§ **What to produce**
Work through the material below line by line and say how many lines include the word "用水稀释至刻度". Only the number, please.

§ **Source data**
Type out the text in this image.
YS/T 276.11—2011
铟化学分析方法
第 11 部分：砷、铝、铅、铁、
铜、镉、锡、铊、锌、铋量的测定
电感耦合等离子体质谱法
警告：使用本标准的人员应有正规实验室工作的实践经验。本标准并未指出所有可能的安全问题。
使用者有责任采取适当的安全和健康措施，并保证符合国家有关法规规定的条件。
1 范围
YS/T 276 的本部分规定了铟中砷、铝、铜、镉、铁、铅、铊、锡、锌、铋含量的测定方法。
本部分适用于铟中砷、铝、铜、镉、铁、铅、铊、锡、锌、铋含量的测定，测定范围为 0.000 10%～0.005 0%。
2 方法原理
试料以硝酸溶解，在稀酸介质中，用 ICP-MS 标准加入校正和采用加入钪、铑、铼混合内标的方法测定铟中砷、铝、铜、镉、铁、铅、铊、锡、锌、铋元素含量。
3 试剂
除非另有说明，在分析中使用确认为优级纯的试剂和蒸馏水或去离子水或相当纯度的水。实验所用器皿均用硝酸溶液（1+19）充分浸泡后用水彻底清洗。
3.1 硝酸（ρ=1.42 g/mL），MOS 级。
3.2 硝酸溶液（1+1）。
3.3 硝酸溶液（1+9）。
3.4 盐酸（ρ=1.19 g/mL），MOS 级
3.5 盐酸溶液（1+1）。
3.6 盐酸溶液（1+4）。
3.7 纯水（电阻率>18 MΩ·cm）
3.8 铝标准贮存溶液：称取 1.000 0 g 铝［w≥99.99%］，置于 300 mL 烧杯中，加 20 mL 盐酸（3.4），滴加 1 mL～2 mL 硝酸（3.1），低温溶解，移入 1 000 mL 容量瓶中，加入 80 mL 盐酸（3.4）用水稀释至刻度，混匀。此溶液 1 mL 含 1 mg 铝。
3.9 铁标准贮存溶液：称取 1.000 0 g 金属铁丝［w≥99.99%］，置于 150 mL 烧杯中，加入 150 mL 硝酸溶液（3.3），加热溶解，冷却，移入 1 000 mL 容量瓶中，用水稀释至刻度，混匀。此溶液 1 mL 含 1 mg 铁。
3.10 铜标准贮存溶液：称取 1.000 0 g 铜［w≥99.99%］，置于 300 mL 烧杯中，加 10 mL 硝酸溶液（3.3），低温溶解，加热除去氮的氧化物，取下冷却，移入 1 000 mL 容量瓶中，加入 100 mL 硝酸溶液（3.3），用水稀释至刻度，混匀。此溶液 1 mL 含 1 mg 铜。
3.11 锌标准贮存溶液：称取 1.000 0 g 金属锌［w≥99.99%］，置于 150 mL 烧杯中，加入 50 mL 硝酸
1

§ **Solution to the problem**
3